**** Excerpted data

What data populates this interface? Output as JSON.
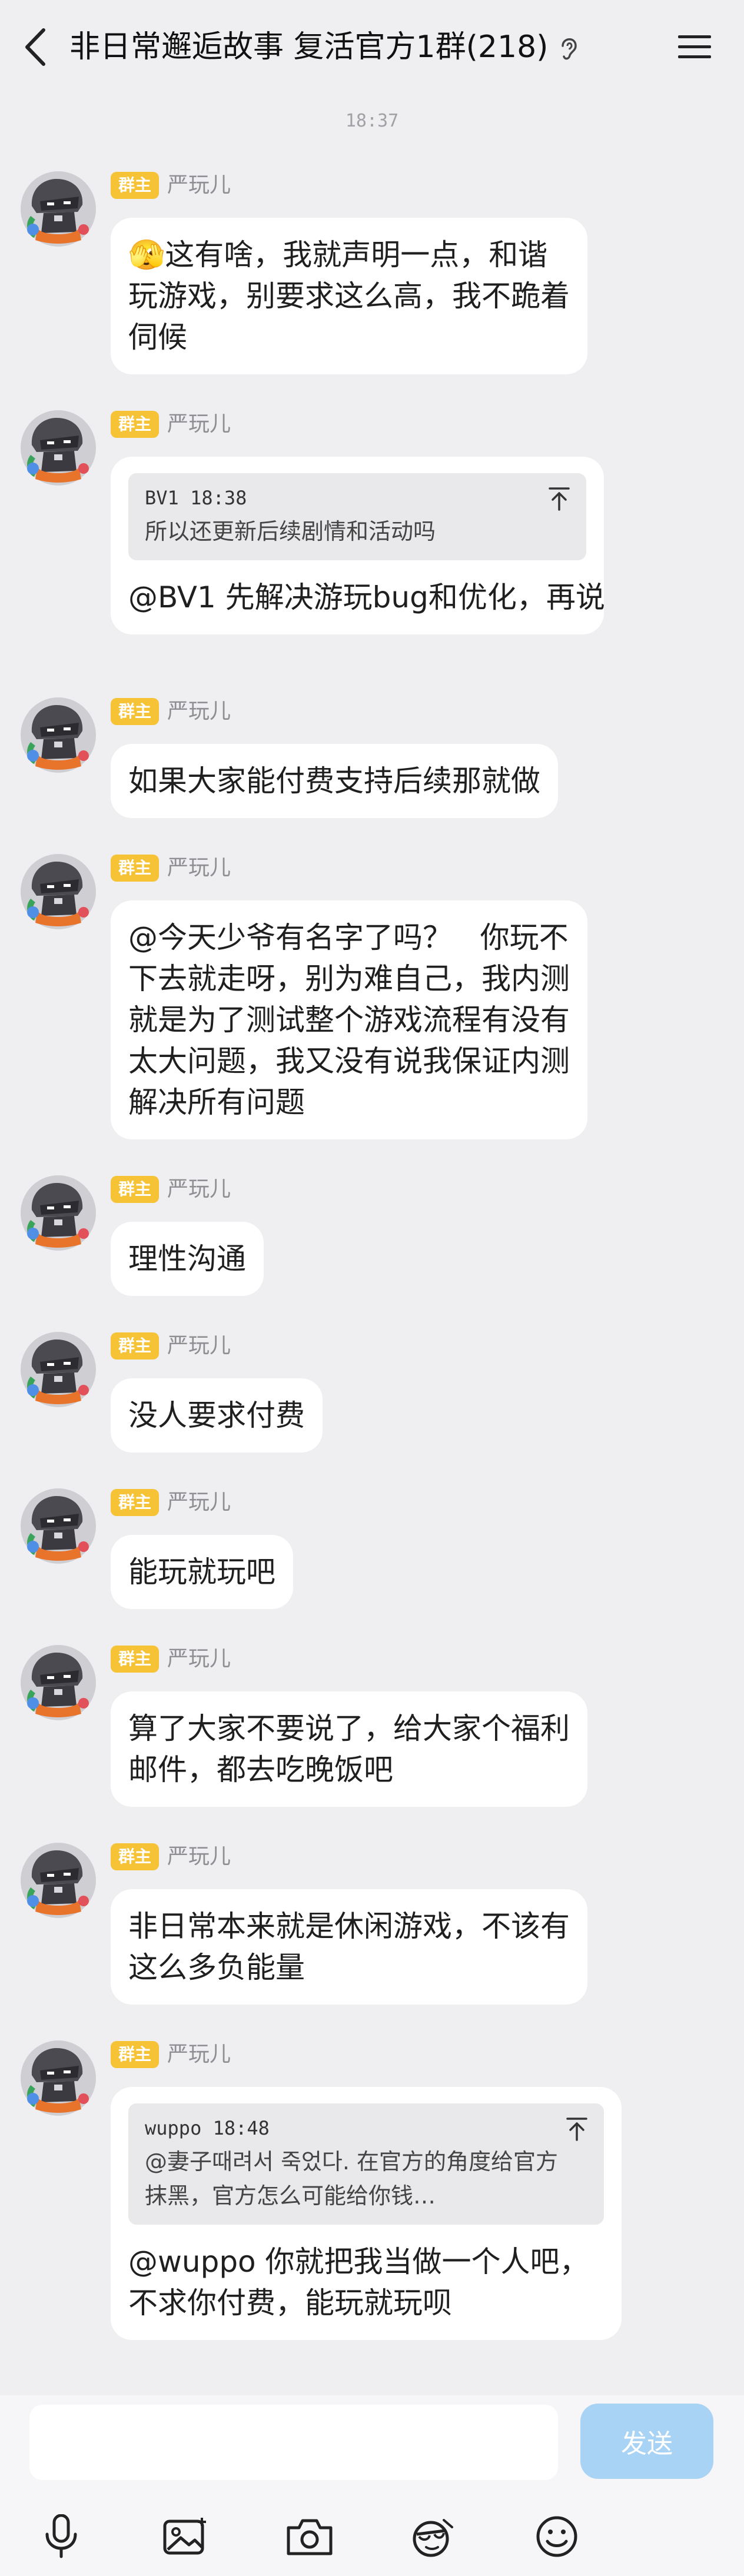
{
  "header": {
    "title": "非日常邂逅故事 复活官方1群(218)",
    "back_icon": "chevron-left-icon",
    "ear_icon": "ear-icon",
    "menu_icon": "hamburger-menu-icon"
  },
  "timestamp": "18:37",
  "messages": [
    {
      "badge": "群主",
      "sender": "严玩儿",
      "lines": [
        "🫣这有啥，我就声明一点，和谐",
        "玩游戏，别要求这么高，我不跪着",
        "伺候"
      ]
    },
    {
      "badge": "群主",
      "sender": "严玩儿",
      "quote": {
        "meta": "BV1 18:38",
        "text": "所以还更新后续剧情和活动吗"
      },
      "lines": [
        "@BV1 先解决游玩bug和优化，再说"
      ]
    },
    {
      "badge": "群主",
      "sender": "严玩儿",
      "lines": [
        "如果大家能付费支持后续那就做"
      ]
    },
    {
      "badge": "群主",
      "sender": "严玩儿",
      "lines": [
        "@今天少爷有名字了吗？   你玩不",
        "下去就走呀，别为难自己，我内测",
        "就是为了测试整个游戏流程有没有",
        "太大问题，我又没有说我保证内测",
        "解决所有问题"
      ]
    },
    {
      "badge": "群主",
      "sender": "严玩儿",
      "lines": [
        "理性沟通"
      ]
    },
    {
      "badge": "群主",
      "sender": "严玩儿",
      "lines": [
        "没人要求付费"
      ]
    },
    {
      "badge": "群主",
      "sender": "严玩儿",
      "lines": [
        "能玩就玩吧"
      ]
    },
    {
      "badge": "群主",
      "sender": "严玩儿",
      "lines": [
        "算了大家不要说了，给大家个福利",
        "邮件，都去吃晚饭吧"
      ]
    },
    {
      "badge": "群主",
      "sender": "严玩儿",
      "lines": [
        "非日常本来就是休闲游戏，不该有",
        "这么多负能量"
      ]
    },
    {
      "badge": "群主",
      "sender": "严玩儿",
      "quote": {
        "meta": "wuppo 18:48",
        "text": "@妻子때려서 죽었다. 在官方的角度给官方",
        "text2": "抹黑，官方怎么可能给你钱…"
      },
      "lines": [
        "@wuppo 你就把我当做一个人吧，",
        "不求你付费，能玩就玩呗"
      ]
    }
  ],
  "composer": {
    "input_value": "",
    "input_placeholder": "",
    "send_label": "发送"
  },
  "toolbar": [
    "microphone-icon",
    "image-icon",
    "camera-icon",
    "sticker-icon",
    "emoji-icon"
  ],
  "colors": {
    "background": "#efeff1",
    "badge": "#f6c236",
    "send_disabled": "#a8d3f4",
    "bubble": "#ffffff"
  }
}
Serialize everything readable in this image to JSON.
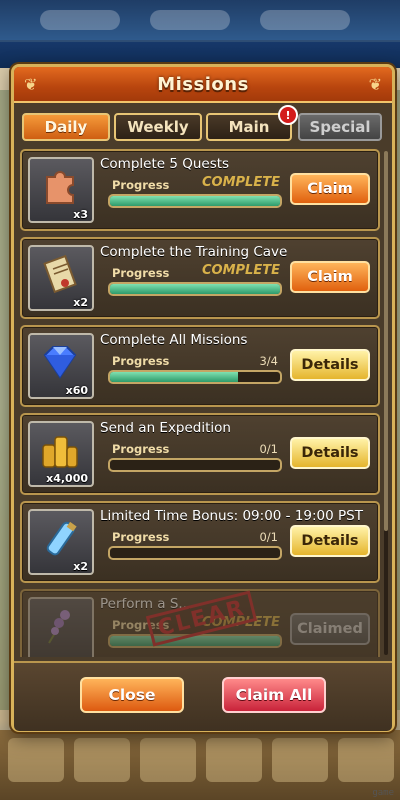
{
  "dialog": {
    "title": "Missions",
    "tabs": [
      {
        "label": "Daily",
        "state": "active"
      },
      {
        "label": "Weekly",
        "state": "inactive"
      },
      {
        "label": "Main",
        "state": "inactive",
        "badge": "!"
      },
      {
        "label": "Special",
        "state": "disabled"
      }
    ],
    "progress_label": "Progress",
    "missions": [
      {
        "title": "Complete 5 Quests",
        "reward_icon": "puzzle-piece-icon",
        "reward_qty": "x3",
        "progress_text": "COMPLETE",
        "progress_fraction": 1.0,
        "button": "Claim"
      },
      {
        "title": "Complete the Training Cave",
        "reward_icon": "scroll-icon",
        "reward_qty": "x2",
        "progress_text": "COMPLETE",
        "progress_fraction": 1.0,
        "button": "Claim"
      },
      {
        "title": "Complete All Missions",
        "reward_icon": "diamond-gem-icon",
        "reward_qty": "x60",
        "progress_text": "3/4",
        "progress_fraction": 0.75,
        "button": "Details"
      },
      {
        "title": "Send an Expedition",
        "reward_icon": "gold-coins-icon",
        "reward_qty": "x4,000",
        "progress_text": "0/1",
        "progress_fraction": 0.0,
        "button": "Details"
      },
      {
        "title": "Limited Time Bonus: 09:00 - 19:00 PST",
        "reward_icon": "potion-vial-icon",
        "reward_qty": "x2",
        "progress_text": "0/1",
        "progress_fraction": 0.0,
        "button": "Details"
      },
      {
        "title": "Perform a S...",
        "reward_icon": "flower-icon",
        "reward_qty": "",
        "progress_text": "COMPLETE",
        "progress_fraction": 1.0,
        "button": "Claimed",
        "stamp": "CLEAR"
      }
    ],
    "footer": {
      "close_label": "Close",
      "claim_all_label": "Claim All"
    }
  },
  "watermark": "game",
  "colors": {
    "title_bar": "#c8501a",
    "tab_active": "#e5771f",
    "claim_button": "#e8741a",
    "details_button": "#f0c64a",
    "claim_all_button": "#e0455a",
    "progress_fill": "#3fb07e",
    "complete_text": "#d9b24a"
  }
}
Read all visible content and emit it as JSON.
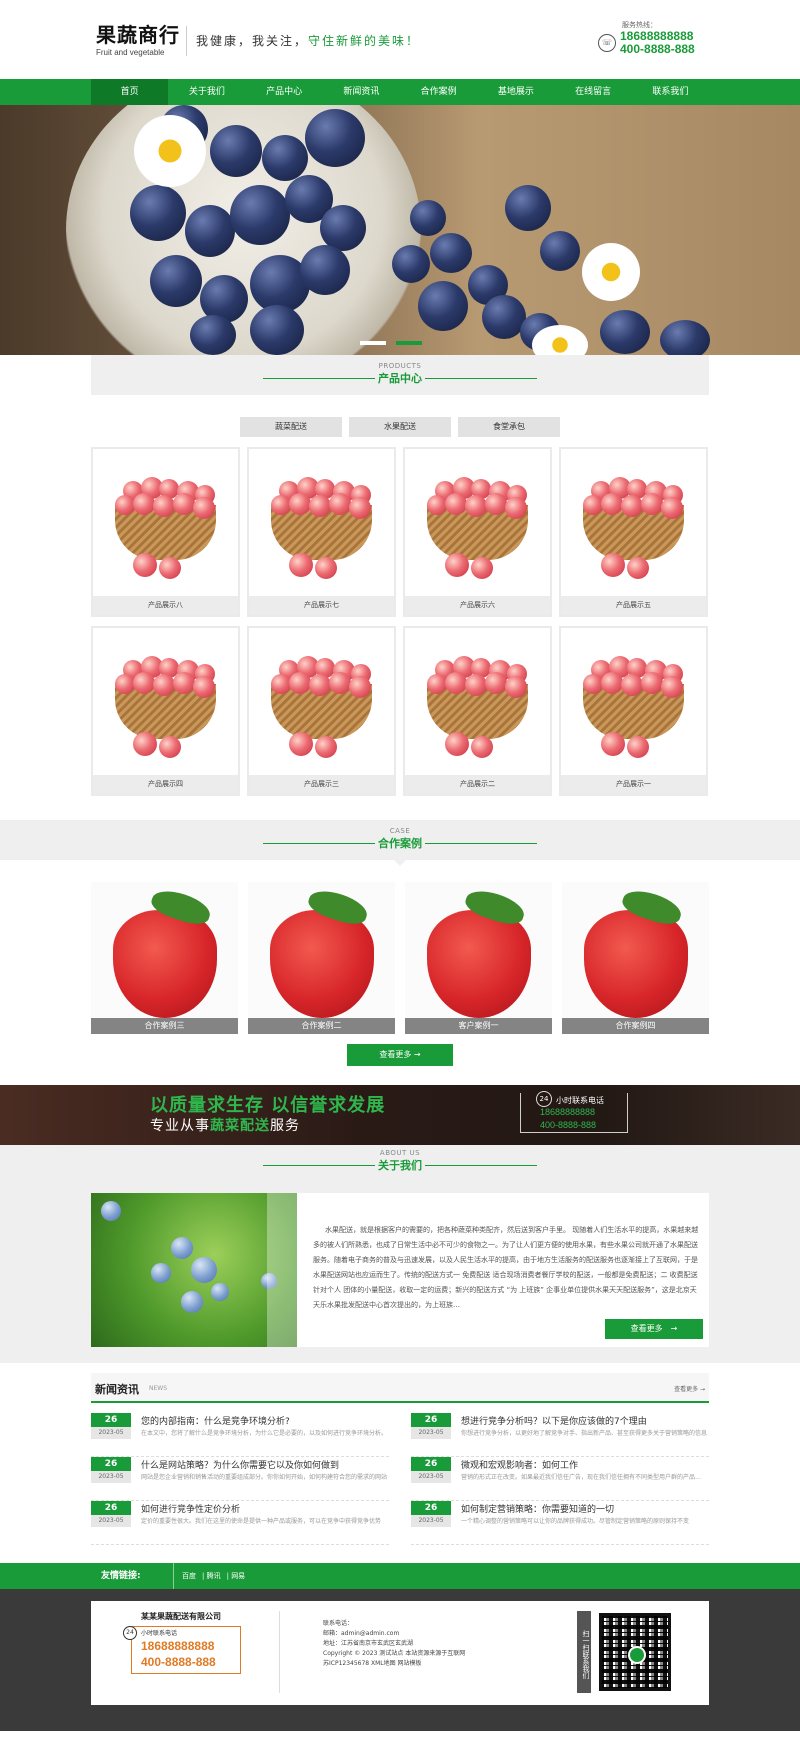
{
  "header": {
    "logo_main": "果蔬商行",
    "logo_sub": "Fruit and vegetable",
    "slogan_part1": "我健康，我关注，",
    "slogan_part2": "守住新鲜的美味！",
    "hotline_label": "服务热线：",
    "hotline_mobile": "18688888888",
    "hotline_phone": "400-8888-888"
  },
  "nav": {
    "items": [
      "首页",
      "关于我们",
      "产品中心",
      "新闻资讯",
      "合作案例",
      "基地展示",
      "在线留言",
      "联系我们"
    ]
  },
  "products": {
    "title_en": "PRODUCTS",
    "title_cn": "产品中心",
    "tabs": [
      "蔬菜配送",
      "水果配送",
      "食堂承包"
    ],
    "items": [
      "产品展示八",
      "产品展示七",
      "产品展示六",
      "产品展示五",
      "产品展示四",
      "产品展示三",
      "产品展示二",
      "产品展示一"
    ]
  },
  "cases": {
    "title_en": "CASE",
    "title_cn": "合作案例",
    "items": [
      "合作案例三",
      "合作案例二",
      "客户案例一",
      "合作案例四"
    ],
    "more": "查看更多 →"
  },
  "slogan_banner": {
    "line1": "以质量求生存 以信誉求发展",
    "line2_a": "专业从事",
    "line2_b": "蔬菜配送",
    "line2_c": "服务",
    "badge": "24",
    "label": "小时联系电话",
    "mobile": "18688888888",
    "phone": "400-8888-888"
  },
  "about": {
    "title_en": "ABOUT US",
    "title_cn": "关于我们",
    "text": "水果配送，就是根据客户的需要的，把各种蔬菜种类配齐，然后送到客户手里。 现随着人们生活水平的提高，水果越来越多的被人们所熟悉，也成了日常生活中必不可少的食物之一。为了让人们更方便的使用水果，有些水果公司就开通了水果配送服务。随着电子商务的普及与迅速发展，以及人民生活水平的提高，由于地方生活服务的配送服务也逐渐接上了互联网，于是水果配送网站也应运而生了。传统的配送方式一 免费配送 适合现场消费者餐厅学校的配送，一般都是免费配送；二 收费配送 针对个人 团体的小量配送，收取一定的运费；新兴的配送方式 “为 上班族” 企事业单位提供水果天天配送服务”，这是北京天天乐水果批发配送中心首次提出的，为上班族…",
    "more": "查看更多　→"
  },
  "news": {
    "title": "新闻资讯",
    "title_en": "NEWS",
    "more": "查看更多 →",
    "items": [
      {
        "day": "26",
        "date": "2023-05",
        "title": "您的内部指南：什么是竞争环境分析?",
        "summary": "在本文中，您将了解什么是竞争环境分析，为什么它是必要的，以及如何进行竞争环境分析。"
      },
      {
        "day": "26",
        "date": "2023-05",
        "title": "想进行竞争分析吗？以下是你应该做的7个理由",
        "summary": "你想进行竞争分析，以更好地了解竞争对手、指出新产品、甚至获得更多关于营销策略的信息"
      },
      {
        "day": "26",
        "date": "2023-05",
        "title": "什么是网站策略？为什么你需要它以及你如何做到",
        "summary": "网站是您企业营销和销售活动的重要组成部分。你你如何开始，如何构建符合您的需求的网站"
      },
      {
        "day": "26",
        "date": "2023-05",
        "title": "微观和宏观影响者：如何工作",
        "summary": "营销的形式正在改变。如果最近我们信任广告，现在我们信任拥有不同类型用户群的产品和服务"
      },
      {
        "day": "26",
        "date": "2023-05",
        "title": "如何进行竞争性定价分析",
        "summary": "定价的重要性很大。我们在这里的使命是提供一种产品或服务，可以在竞争中获得竞争优势"
      },
      {
        "day": "26",
        "date": "2023-05",
        "title": "如何制定营销策略：你需要知道的一切",
        "summary": "一个精心调整的营销策略可以让你的品牌获得成功。尽管制定营销策略的原则保持不变"
      }
    ]
  },
  "links": {
    "label": "友情链接:",
    "items": [
      "百度",
      "腾讯",
      "网易"
    ]
  },
  "footer": {
    "company": "某某果蔬配送有限公司",
    "badge": "24",
    "phone_label": "小时联系电话",
    "mobile": "18688888888",
    "phone": "400-8888-888",
    "info_title": "联系电话：",
    "email": "邮箱：admin@admin.com",
    "address": "地址：江苏省南京市玄武区玄武湖",
    "copyright": "Copyright © 2023 测试站点 本站资源来源于互联网",
    "icp": "苏ICP12345678 XML地图 网站模板",
    "qr_label": "扫一扫联系我们"
  },
  "colors": {
    "brand_green": "#1a9b39",
    "accent_orange": "#e07b25",
    "footer_bg": "#3a3a3a"
  }
}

********

▸ **What is asked**
Return nothing except the number of lines that include the string "summary".

▸ **Solution to this problem**
6